* Record excerpts
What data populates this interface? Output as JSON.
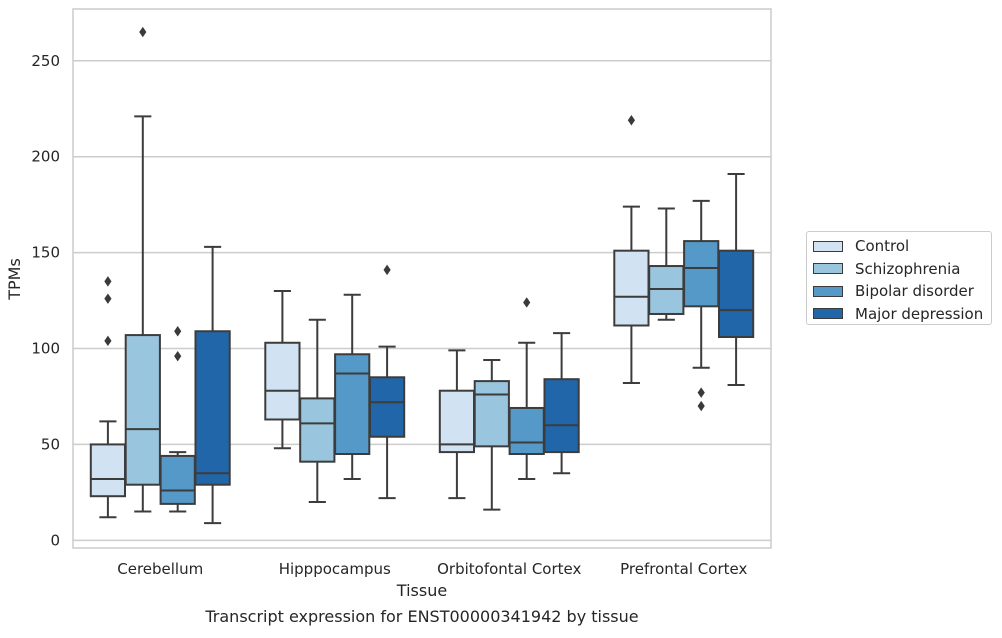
{
  "chart_data": {
    "type": "box",
    "caption": "Transcript expression for ENST00000341942 by tissue",
    "xlabel": "Tissue",
    "ylabel": "TPMs",
    "ylim": [
      -4,
      277
    ],
    "yticks": [
      0,
      50,
      100,
      150,
      200,
      250
    ],
    "grid": true,
    "legend_position": "right",
    "categories": [
      "Cerebellum",
      "Hipppocampus",
      "Orbitofontal Cortex",
      "Prefrontal Cortex"
    ],
    "series": [
      {
        "name": "Control",
        "color": "#d1e2f2",
        "boxes": [
          {
            "whisker_low": 12,
            "q1": 23,
            "median": 32,
            "q3": 50,
            "whisker_high": 62,
            "outliers": [
              104,
              126,
              135
            ]
          },
          {
            "whisker_low": 48,
            "q1": 63,
            "median": 78,
            "q3": 103,
            "whisker_high": 130,
            "outliers": []
          },
          {
            "whisker_low": 22,
            "q1": 46,
            "median": 50,
            "q3": 78,
            "whisker_high": 99,
            "outliers": []
          },
          {
            "whisker_low": 82,
            "q1": 112,
            "median": 127,
            "q3": 151,
            "whisker_high": 174,
            "outliers": [
              219
            ]
          }
        ]
      },
      {
        "name": "Schizophrenia",
        "color": "#9ac5de",
        "boxes": [
          {
            "whisker_low": 15,
            "q1": 29,
            "median": 58,
            "q3": 107,
            "whisker_high": 221,
            "outliers": [
              265
            ]
          },
          {
            "whisker_low": 20,
            "q1": 41,
            "median": 61,
            "q3": 74,
            "whisker_high": 115,
            "outliers": []
          },
          {
            "whisker_low": 16,
            "q1": 49,
            "median": 76,
            "q3": 83,
            "whisker_high": 94,
            "outliers": []
          },
          {
            "whisker_low": 115,
            "q1": 118,
            "median": 131,
            "q3": 143,
            "whisker_high": 173,
            "outliers": []
          }
        ]
      },
      {
        "name": "Bipolar disorder",
        "color": "#5599c8",
        "boxes": [
          {
            "whisker_low": 15,
            "q1": 19,
            "median": 26,
            "q3": 44,
            "whisker_high": 46,
            "outliers": [
              96,
              109
            ]
          },
          {
            "whisker_low": 32,
            "q1": 45,
            "median": 87,
            "q3": 97,
            "whisker_high": 128,
            "outliers": []
          },
          {
            "whisker_low": 32,
            "q1": 45,
            "median": 51,
            "q3": 69,
            "whisker_high": 103,
            "outliers": [
              124
            ]
          },
          {
            "whisker_low": 90,
            "q1": 122,
            "median": 142,
            "q3": 156,
            "whisker_high": 177,
            "outliers": [
              70,
              77
            ]
          }
        ]
      },
      {
        "name": "Major depression",
        "color": "#2266aa",
        "boxes": [
          {
            "whisker_low": 9,
            "q1": 29,
            "median": 35,
            "q3": 109,
            "whisker_high": 153,
            "outliers": []
          },
          {
            "whisker_low": 22,
            "q1": 54,
            "median": 72,
            "q3": 85,
            "whisker_high": 101,
            "outliers": [
              141
            ]
          },
          {
            "whisker_low": 35,
            "q1": 46,
            "median": 60,
            "q3": 84,
            "whisker_high": 108,
            "outliers": []
          },
          {
            "whisker_low": 81,
            "q1": 106,
            "median": 120,
            "q3": 151,
            "whisker_high": 191,
            "outliers": []
          }
        ]
      }
    ]
  }
}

* Task details
Go through the entries above and print each one exactly, minus the pictures.

* Expected answer
What data populates this interface? Output as JSON.
{
  "chart_data": {
    "type": "box",
    "caption": "Transcript expression for ENST00000341942 by tissue",
    "xlabel": "Tissue",
    "ylabel": "TPMs",
    "ylim": [
      -4,
      277
    ],
    "yticks": [
      0,
      50,
      100,
      150,
      200,
      250
    ],
    "grid": true,
    "legend_position": "right",
    "categories": [
      "Cerebellum",
      "Hipppocampus",
      "Orbitofontal Cortex",
      "Prefrontal Cortex"
    ],
    "series": [
      {
        "name": "Control",
        "color": "#d1e2f2",
        "boxes": [
          {
            "whisker_low": 12,
            "q1": 23,
            "median": 32,
            "q3": 50,
            "whisker_high": 62,
            "outliers": [
              104,
              126,
              135
            ]
          },
          {
            "whisker_low": 48,
            "q1": 63,
            "median": 78,
            "q3": 103,
            "whisker_high": 130,
            "outliers": []
          },
          {
            "whisker_low": 22,
            "q1": 46,
            "median": 50,
            "q3": 78,
            "whisker_high": 99,
            "outliers": []
          },
          {
            "whisker_low": 82,
            "q1": 112,
            "median": 127,
            "q3": 151,
            "whisker_high": 174,
            "outliers": [
              219
            ]
          }
        ]
      },
      {
        "name": "Schizophrenia",
        "color": "#9ac5de",
        "boxes": [
          {
            "whisker_low": 15,
            "q1": 29,
            "median": 58,
            "q3": 107,
            "whisker_high": 221,
            "outliers": [
              265
            ]
          },
          {
            "whisker_low": 20,
            "q1": 41,
            "median": 61,
            "q3": 74,
            "whisker_high": 115,
            "outliers": []
          },
          {
            "whisker_low": 16,
            "q1": 49,
            "median": 76,
            "q3": 83,
            "whisker_high": 94,
            "outliers": []
          },
          {
            "whisker_low": 115,
            "q1": 118,
            "median": 131,
            "q3": 143,
            "whisker_high": 173,
            "outliers": []
          }
        ]
      },
      {
        "name": "Bipolar disorder",
        "color": "#5599c8",
        "boxes": [
          {
            "whisker_low": 15,
            "q1": 19,
            "median": 26,
            "q3": 44,
            "whisker_high": 46,
            "outliers": [
              96,
              109
            ]
          },
          {
            "whisker_low": 32,
            "q1": 45,
            "median": 87,
            "q3": 97,
            "whisker_high": 128,
            "outliers": []
          },
          {
            "whisker_low": 32,
            "q1": 45,
            "median": 51,
            "q3": 69,
            "whisker_high": 103,
            "outliers": [
              124
            ]
          },
          {
            "whisker_low": 90,
            "q1": 122,
            "median": 142,
            "q3": 156,
            "whisker_high": 177,
            "outliers": [
              70,
              77
            ]
          }
        ]
      },
      {
        "name": "Major depression",
        "color": "#2266aa",
        "boxes": [
          {
            "whisker_low": 9,
            "q1": 29,
            "median": 35,
            "q3": 109,
            "whisker_high": 153,
            "outliers": []
          },
          {
            "whisker_low": 22,
            "q1": 54,
            "median": 72,
            "q3": 85,
            "whisker_high": 101,
            "outliers": [
              141
            ]
          },
          {
            "whisker_low": 35,
            "q1": 46,
            "median": 60,
            "q3": 84,
            "whisker_high": 108,
            "outliers": []
          },
          {
            "whisker_low": 81,
            "q1": 106,
            "median": 120,
            "q3": 151,
            "whisker_high": 191,
            "outliers": []
          }
        ]
      }
    ]
  }
}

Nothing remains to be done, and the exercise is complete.